### WRITTEN REQUEST
Extract each line containing the string "forces".

### RECORDS FOR THE TASK
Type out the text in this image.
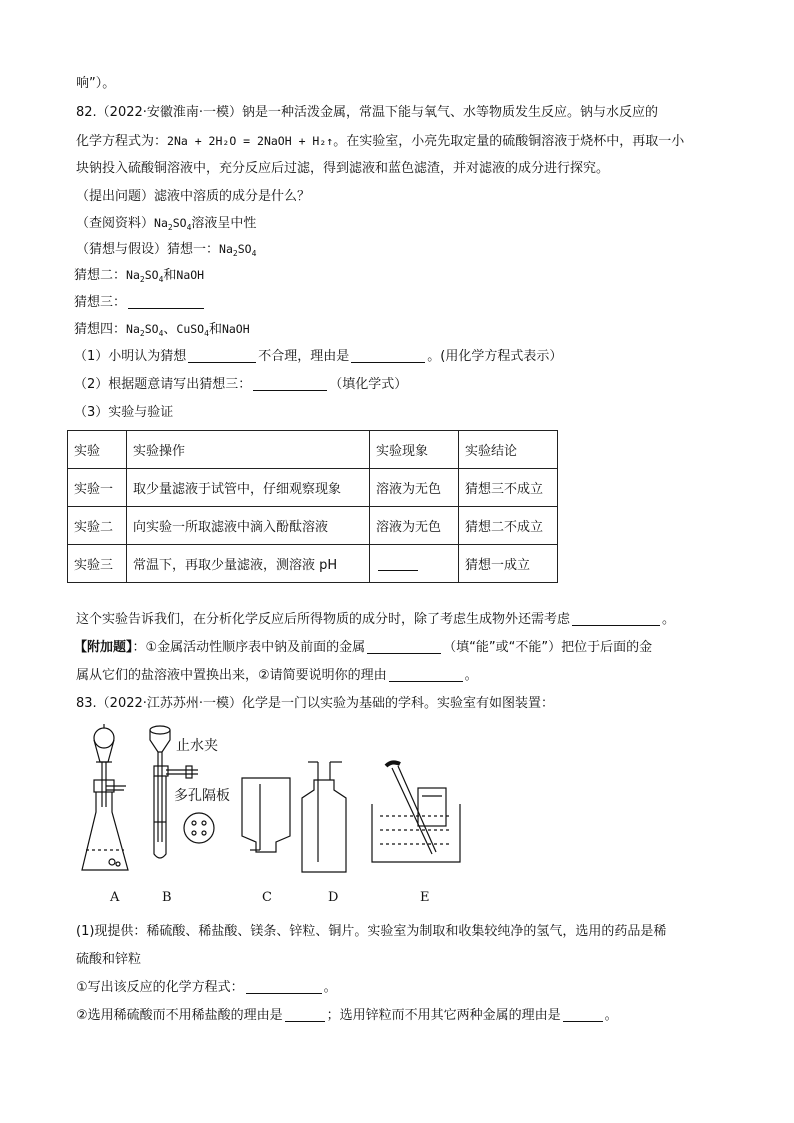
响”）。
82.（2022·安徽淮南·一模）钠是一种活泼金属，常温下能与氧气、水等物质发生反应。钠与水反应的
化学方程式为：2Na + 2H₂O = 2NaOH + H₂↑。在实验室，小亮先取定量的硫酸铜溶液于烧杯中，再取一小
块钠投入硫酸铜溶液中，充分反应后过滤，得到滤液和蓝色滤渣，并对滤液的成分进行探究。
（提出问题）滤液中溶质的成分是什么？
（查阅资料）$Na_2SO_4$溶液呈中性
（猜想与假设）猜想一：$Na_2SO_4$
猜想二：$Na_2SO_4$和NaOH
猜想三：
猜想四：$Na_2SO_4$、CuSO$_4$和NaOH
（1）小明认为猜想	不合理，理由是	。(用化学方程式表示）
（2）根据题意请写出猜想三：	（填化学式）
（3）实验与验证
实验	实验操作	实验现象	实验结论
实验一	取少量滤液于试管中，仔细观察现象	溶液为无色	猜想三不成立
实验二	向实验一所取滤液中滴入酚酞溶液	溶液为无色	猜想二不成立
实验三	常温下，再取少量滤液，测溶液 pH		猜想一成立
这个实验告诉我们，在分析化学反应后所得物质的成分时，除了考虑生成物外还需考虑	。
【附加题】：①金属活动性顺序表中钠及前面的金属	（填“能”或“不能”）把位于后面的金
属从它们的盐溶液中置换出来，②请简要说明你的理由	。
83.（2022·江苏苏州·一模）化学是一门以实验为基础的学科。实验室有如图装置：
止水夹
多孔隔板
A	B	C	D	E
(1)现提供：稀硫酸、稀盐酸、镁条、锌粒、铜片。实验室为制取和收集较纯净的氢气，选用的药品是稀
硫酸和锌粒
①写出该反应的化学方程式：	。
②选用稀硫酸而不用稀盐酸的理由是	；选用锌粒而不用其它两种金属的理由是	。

---

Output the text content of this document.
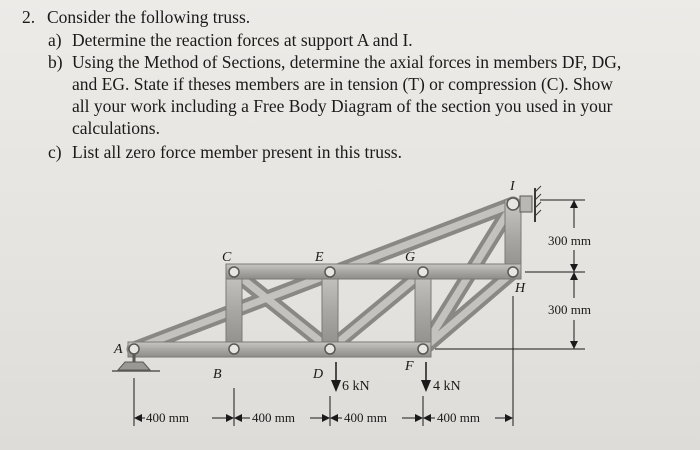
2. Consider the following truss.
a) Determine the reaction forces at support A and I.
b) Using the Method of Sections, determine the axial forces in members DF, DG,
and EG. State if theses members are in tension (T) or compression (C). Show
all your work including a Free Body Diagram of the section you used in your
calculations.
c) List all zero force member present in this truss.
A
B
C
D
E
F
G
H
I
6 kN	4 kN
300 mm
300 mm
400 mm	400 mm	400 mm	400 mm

### ANSWER IN FULL
a) Determine the reaction forces at support A and I.
b) Using the Method of Sections, determine the axial forces in members DF, DG,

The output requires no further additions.